Request: Identify each line below containing the string "діла" and copy it.

= = = = = = =

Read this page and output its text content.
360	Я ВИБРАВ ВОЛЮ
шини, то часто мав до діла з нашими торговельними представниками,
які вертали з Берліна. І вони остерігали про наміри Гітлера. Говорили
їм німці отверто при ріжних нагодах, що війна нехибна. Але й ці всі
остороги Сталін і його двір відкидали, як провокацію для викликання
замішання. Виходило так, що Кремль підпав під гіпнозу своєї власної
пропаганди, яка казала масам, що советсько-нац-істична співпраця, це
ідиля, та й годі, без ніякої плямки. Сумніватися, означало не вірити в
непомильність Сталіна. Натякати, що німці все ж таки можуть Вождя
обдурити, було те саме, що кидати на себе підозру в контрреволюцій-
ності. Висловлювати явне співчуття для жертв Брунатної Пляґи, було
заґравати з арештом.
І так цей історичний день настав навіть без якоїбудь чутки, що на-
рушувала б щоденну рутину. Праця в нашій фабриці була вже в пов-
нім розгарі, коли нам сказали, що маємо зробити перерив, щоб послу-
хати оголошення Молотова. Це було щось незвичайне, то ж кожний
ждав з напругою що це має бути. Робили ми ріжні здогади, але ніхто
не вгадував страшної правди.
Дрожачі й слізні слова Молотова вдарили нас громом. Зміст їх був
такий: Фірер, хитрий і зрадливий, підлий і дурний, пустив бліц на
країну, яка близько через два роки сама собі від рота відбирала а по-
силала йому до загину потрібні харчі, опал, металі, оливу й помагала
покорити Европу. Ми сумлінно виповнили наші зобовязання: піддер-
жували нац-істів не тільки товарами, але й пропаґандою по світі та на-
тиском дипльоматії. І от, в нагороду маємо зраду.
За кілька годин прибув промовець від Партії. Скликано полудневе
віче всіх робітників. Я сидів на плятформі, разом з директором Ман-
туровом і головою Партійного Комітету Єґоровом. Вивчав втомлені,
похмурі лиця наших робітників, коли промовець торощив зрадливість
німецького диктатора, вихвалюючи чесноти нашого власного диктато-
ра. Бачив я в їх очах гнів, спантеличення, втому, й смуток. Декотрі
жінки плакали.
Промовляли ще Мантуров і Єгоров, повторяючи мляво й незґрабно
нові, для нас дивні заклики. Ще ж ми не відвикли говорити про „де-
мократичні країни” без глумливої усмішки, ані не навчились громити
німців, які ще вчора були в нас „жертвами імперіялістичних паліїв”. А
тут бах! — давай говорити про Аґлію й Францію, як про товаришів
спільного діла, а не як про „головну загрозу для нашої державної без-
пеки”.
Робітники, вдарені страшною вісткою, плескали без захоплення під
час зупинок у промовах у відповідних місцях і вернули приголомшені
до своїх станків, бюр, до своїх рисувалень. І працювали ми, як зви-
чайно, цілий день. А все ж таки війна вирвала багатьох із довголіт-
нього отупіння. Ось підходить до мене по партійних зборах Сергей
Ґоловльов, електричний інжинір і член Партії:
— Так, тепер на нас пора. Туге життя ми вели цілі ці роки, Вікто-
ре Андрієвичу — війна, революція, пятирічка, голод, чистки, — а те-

= = = = = = =

Written answer:
шини, то часто мав до діла з нашими торговельними представниками,
спільного діла, а не як про „головну загрозу для нашої державної без-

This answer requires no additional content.